(Stored items from a collection)
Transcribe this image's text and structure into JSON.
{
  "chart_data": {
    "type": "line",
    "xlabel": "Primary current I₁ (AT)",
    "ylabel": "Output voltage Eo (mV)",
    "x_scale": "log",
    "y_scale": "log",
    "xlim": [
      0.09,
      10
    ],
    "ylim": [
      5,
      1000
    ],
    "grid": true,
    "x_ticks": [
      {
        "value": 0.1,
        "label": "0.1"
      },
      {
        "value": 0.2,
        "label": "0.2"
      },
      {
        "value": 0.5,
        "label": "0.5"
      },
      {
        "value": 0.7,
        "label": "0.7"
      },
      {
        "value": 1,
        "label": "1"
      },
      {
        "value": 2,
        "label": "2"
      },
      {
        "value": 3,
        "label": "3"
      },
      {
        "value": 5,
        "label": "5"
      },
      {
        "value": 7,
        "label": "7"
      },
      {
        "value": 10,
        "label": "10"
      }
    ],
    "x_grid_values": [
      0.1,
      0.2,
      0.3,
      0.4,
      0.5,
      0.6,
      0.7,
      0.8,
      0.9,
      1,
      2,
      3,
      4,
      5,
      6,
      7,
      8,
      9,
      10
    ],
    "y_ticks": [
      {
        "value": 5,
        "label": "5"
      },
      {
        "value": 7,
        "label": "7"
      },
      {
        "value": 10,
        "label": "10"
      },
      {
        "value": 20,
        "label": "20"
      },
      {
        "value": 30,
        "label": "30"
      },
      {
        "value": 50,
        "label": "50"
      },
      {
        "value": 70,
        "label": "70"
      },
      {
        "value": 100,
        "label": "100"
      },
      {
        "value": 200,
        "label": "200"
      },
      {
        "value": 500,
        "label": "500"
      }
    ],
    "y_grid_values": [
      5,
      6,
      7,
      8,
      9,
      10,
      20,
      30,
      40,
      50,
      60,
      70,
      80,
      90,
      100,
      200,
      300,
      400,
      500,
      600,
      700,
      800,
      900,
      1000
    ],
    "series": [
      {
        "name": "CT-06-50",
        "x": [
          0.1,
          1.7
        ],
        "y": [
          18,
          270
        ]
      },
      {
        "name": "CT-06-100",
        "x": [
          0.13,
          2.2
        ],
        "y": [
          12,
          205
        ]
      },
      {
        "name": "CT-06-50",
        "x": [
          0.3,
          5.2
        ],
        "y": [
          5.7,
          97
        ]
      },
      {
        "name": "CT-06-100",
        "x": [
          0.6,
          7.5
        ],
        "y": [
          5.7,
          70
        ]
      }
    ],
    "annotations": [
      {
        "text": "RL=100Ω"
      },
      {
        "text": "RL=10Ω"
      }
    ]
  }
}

### [EXERCISE REQUIREMENTS]
The whole listing above needs to be written out again exactly.

### [THE SOLUTION]
Transcribe this image's text and structure into JSON.
{
  "chart_data": {
    "type": "line",
    "xlabel": "Primary current I₁ (AT)",
    "ylabel": "Output voltage Eo (mV)",
    "x_scale": "log",
    "y_scale": "log",
    "xlim": [
      0.09,
      10
    ],
    "ylim": [
      5,
      1000
    ],
    "grid": true,
    "x_ticks": [
      {
        "value": 0.1,
        "label": "0.1"
      },
      {
        "value": 0.2,
        "label": "0.2"
      },
      {
        "value": 0.5,
        "label": "0.5"
      },
      {
        "value": 0.7,
        "label": "0.7"
      },
      {
        "value": 1,
        "label": "1"
      },
      {
        "value": 2,
        "label": "2"
      },
      {
        "value": 3,
        "label": "3"
      },
      {
        "value": 5,
        "label": "5"
      },
      {
        "value": 7,
        "label": "7"
      },
      {
        "value": 10,
        "label": "10"
      }
    ],
    "x_grid_values": [
      0.1,
      0.2,
      0.3,
      0.4,
      0.5,
      0.6,
      0.7,
      0.8,
      0.9,
      1,
      2,
      3,
      4,
      5,
      6,
      7,
      8,
      9,
      10
    ],
    "y_ticks": [
      {
        "value": 5,
        "label": "5"
      },
      {
        "value": 7,
        "label": "7"
      },
      {
        "value": 10,
        "label": "10"
      },
      {
        "value": 20,
        "label": "20"
      },
      {
        "value": 30,
        "label": "30"
      },
      {
        "value": 50,
        "label": "50"
      },
      {
        "value": 70,
        "label": "70"
      },
      {
        "value": 100,
        "label": "100"
      },
      {
        "value": 200,
        "label": "200"
      },
      {
        "value": 500,
        "label": "500"
      }
    ],
    "y_grid_values": [
      5,
      6,
      7,
      8,
      9,
      10,
      20,
      30,
      40,
      50,
      60,
      70,
      80,
      90,
      100,
      200,
      300,
      400,
      500,
      600,
      700,
      800,
      900,
      1000
    ],
    "series": [
      {
        "name": "CT-06-50",
        "x": [
          0.1,
          1.7
        ],
        "y": [
          18,
          270
        ]
      },
      {
        "name": "CT-06-100",
        "x": [
          0.13,
          2.2
        ],
        "y": [
          12,
          205
        ]
      },
      {
        "name": "CT-06-50",
        "x": [
          0.3,
          5.2
        ],
        "y": [
          5.7,
          97
        ]
      },
      {
        "name": "CT-06-100",
        "x": [
          0.6,
          7.5
        ],
        "y": [
          5.7,
          70
        ]
      }
    ],
    "annotations": [
      {
        "text": "RL=100Ω"
      },
      {
        "text": "RL=10Ω"
      }
    ]
  }
}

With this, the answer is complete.